> [Problem requirements] Report the count of lines containing the word "thực" in the entries below, and nothing more.

'''

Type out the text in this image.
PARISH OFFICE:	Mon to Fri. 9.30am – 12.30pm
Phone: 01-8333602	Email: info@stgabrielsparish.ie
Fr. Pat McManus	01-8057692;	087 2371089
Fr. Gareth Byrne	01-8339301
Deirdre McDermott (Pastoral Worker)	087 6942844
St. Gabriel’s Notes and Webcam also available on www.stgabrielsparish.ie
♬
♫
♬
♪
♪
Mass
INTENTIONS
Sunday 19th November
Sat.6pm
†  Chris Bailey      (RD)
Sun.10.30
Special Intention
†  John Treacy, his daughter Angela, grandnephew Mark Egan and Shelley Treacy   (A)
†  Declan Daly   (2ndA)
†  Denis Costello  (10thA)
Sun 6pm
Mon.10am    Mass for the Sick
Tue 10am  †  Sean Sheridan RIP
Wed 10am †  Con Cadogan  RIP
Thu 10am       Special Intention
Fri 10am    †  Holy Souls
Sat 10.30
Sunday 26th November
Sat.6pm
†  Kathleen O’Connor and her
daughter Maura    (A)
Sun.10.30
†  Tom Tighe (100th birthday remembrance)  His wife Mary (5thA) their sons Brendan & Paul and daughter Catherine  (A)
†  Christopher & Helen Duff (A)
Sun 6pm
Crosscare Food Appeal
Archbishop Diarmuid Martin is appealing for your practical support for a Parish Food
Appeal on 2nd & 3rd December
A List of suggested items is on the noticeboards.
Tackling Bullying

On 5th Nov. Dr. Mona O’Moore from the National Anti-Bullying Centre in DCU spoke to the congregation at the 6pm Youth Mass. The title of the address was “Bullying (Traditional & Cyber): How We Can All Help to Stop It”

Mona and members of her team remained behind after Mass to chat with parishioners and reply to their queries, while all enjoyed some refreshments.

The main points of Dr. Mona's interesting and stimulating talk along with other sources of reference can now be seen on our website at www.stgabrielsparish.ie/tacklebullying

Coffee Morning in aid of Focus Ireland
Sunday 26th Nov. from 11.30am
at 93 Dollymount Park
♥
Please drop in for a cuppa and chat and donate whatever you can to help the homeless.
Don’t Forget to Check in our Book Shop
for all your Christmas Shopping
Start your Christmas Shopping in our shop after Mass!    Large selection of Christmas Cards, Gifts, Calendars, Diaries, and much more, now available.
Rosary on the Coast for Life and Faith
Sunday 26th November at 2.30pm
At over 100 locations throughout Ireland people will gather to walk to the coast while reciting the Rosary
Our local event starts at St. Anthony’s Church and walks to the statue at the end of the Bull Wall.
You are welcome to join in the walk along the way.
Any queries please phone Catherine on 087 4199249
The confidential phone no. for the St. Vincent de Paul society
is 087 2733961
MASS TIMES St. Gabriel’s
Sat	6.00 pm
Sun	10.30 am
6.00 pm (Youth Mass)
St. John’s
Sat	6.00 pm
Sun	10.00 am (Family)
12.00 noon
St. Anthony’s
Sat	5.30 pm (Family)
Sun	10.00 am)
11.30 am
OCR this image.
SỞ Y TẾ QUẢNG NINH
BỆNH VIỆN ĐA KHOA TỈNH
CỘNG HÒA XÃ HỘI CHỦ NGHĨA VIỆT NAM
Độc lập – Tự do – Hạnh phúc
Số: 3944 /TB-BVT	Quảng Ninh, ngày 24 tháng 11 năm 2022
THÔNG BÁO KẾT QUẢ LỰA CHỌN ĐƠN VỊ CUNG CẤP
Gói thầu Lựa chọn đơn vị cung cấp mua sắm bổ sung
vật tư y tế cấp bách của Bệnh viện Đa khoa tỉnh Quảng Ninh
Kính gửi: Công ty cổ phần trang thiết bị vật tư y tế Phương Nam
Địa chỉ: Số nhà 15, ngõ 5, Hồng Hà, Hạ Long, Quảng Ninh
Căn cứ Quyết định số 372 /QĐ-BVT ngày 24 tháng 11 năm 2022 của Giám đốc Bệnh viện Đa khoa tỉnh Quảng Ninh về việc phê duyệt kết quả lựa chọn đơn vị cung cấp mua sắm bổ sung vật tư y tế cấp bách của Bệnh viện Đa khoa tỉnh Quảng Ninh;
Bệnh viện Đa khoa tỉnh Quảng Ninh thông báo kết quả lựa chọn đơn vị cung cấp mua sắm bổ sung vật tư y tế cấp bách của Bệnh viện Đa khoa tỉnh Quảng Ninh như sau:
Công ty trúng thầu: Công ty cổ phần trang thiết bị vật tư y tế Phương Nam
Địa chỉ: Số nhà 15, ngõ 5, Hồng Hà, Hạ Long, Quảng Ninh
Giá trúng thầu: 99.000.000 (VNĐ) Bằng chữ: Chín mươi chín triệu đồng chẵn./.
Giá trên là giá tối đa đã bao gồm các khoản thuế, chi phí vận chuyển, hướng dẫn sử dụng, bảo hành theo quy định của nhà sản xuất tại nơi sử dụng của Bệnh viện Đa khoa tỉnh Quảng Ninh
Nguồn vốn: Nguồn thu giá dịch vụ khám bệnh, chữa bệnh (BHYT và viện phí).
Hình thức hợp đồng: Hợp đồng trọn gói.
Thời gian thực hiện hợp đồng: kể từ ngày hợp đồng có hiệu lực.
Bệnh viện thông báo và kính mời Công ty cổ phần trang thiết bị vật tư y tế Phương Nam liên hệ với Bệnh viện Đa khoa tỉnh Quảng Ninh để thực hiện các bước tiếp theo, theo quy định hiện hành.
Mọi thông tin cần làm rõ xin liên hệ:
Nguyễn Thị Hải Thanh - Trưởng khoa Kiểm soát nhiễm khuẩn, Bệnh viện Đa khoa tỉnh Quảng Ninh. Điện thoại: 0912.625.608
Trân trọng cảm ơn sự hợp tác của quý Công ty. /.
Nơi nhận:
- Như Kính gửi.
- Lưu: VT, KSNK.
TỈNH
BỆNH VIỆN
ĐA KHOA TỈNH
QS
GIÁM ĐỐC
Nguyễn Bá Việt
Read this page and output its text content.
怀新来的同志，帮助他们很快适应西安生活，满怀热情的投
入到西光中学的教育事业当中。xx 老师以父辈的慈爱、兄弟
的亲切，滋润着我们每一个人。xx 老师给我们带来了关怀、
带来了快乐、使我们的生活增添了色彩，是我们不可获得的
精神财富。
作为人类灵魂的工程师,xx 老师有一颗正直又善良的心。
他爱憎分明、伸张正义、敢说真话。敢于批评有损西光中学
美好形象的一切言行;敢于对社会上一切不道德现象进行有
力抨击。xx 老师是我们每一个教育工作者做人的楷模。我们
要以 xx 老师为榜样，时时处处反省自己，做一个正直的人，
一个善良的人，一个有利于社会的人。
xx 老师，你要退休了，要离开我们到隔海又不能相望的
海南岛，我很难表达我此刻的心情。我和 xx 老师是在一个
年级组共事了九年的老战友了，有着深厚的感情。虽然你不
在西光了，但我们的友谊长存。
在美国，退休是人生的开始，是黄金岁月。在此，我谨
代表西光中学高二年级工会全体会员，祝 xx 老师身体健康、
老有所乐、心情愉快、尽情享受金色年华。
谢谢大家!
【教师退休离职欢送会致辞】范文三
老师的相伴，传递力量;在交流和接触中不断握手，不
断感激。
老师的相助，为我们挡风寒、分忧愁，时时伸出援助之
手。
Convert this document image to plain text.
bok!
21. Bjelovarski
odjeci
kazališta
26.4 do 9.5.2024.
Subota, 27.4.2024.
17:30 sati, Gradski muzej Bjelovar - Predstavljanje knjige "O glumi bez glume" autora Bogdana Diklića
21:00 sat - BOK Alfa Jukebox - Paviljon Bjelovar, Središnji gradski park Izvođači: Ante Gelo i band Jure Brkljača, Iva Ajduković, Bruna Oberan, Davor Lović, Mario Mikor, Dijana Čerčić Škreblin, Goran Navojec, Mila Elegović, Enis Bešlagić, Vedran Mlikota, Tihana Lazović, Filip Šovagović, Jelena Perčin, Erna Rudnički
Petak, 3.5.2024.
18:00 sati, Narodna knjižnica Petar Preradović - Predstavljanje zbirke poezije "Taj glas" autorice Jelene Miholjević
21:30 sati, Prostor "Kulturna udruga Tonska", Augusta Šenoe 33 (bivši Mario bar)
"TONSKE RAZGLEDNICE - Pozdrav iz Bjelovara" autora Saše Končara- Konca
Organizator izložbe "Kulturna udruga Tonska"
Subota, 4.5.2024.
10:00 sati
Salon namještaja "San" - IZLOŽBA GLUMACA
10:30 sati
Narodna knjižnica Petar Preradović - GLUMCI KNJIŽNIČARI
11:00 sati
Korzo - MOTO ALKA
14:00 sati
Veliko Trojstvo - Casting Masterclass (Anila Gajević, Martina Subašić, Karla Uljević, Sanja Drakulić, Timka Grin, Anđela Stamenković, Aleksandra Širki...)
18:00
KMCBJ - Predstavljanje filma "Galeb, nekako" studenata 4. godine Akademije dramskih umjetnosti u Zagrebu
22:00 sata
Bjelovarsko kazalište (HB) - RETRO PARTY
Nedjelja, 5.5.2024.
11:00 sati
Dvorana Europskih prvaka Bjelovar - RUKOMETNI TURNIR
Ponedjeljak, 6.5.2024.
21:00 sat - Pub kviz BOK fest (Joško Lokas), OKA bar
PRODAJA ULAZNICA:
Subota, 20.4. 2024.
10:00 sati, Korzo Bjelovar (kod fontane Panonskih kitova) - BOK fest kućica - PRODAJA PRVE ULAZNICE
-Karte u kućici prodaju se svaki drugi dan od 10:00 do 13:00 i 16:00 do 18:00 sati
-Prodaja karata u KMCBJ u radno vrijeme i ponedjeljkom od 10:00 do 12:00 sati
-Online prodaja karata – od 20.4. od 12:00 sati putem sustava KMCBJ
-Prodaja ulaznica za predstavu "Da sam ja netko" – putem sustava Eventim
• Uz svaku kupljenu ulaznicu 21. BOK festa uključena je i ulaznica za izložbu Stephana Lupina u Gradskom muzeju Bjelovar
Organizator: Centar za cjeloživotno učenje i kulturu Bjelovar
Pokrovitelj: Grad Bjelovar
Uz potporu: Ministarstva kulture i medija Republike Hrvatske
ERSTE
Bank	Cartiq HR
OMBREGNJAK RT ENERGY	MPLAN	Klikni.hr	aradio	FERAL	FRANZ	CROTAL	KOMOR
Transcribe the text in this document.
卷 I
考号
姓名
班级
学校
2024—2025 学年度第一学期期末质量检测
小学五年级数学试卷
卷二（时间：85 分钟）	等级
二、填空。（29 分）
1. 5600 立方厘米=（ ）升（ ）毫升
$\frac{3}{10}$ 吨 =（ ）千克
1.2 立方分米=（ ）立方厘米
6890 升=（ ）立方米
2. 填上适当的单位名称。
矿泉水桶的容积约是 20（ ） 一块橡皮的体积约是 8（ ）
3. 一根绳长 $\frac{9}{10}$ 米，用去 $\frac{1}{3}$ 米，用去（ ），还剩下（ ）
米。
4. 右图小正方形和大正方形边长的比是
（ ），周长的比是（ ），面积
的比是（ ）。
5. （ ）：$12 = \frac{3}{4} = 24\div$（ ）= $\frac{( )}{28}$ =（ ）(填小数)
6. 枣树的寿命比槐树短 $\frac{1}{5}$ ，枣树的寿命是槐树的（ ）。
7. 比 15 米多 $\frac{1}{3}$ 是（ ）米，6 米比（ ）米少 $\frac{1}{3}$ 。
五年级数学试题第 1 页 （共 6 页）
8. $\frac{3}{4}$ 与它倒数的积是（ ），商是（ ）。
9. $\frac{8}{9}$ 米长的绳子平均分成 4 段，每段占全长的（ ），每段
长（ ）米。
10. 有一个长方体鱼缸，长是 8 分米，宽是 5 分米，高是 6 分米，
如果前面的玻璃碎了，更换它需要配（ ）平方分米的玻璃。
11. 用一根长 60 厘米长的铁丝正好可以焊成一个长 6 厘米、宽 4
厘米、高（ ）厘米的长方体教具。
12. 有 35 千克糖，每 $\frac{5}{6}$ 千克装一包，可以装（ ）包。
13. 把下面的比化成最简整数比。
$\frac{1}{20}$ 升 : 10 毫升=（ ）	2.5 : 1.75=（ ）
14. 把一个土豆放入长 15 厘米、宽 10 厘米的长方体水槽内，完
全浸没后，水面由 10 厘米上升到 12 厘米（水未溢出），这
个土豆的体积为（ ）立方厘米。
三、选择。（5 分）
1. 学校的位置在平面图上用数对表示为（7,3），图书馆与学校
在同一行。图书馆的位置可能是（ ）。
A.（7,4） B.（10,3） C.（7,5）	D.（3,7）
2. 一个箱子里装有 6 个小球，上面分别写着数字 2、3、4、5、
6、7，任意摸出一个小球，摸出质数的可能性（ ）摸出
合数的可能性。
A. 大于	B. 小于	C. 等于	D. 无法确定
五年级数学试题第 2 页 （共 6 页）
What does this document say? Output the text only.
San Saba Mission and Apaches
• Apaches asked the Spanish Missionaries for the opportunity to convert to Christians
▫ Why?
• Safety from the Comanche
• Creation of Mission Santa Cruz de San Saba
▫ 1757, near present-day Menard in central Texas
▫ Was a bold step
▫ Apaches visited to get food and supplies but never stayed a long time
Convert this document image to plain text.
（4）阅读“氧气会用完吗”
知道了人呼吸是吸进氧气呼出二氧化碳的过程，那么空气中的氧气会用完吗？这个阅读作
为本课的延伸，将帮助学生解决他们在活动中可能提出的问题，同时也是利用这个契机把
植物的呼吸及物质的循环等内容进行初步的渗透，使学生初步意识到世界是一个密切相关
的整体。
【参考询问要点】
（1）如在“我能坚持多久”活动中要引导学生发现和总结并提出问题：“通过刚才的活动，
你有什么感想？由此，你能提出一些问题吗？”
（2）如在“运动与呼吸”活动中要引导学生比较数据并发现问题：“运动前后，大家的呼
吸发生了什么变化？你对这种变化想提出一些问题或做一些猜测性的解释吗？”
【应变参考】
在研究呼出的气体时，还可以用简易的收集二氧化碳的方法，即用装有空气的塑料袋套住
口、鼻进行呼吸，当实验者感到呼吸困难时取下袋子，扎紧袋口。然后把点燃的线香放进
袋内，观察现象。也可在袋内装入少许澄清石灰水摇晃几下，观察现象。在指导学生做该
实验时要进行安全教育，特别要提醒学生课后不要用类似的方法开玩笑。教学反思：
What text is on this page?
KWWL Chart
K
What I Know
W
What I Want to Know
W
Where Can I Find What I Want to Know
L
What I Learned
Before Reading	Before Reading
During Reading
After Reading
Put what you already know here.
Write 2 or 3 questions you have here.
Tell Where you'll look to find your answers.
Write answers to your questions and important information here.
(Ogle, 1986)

'''

> [Answer to the problem] 2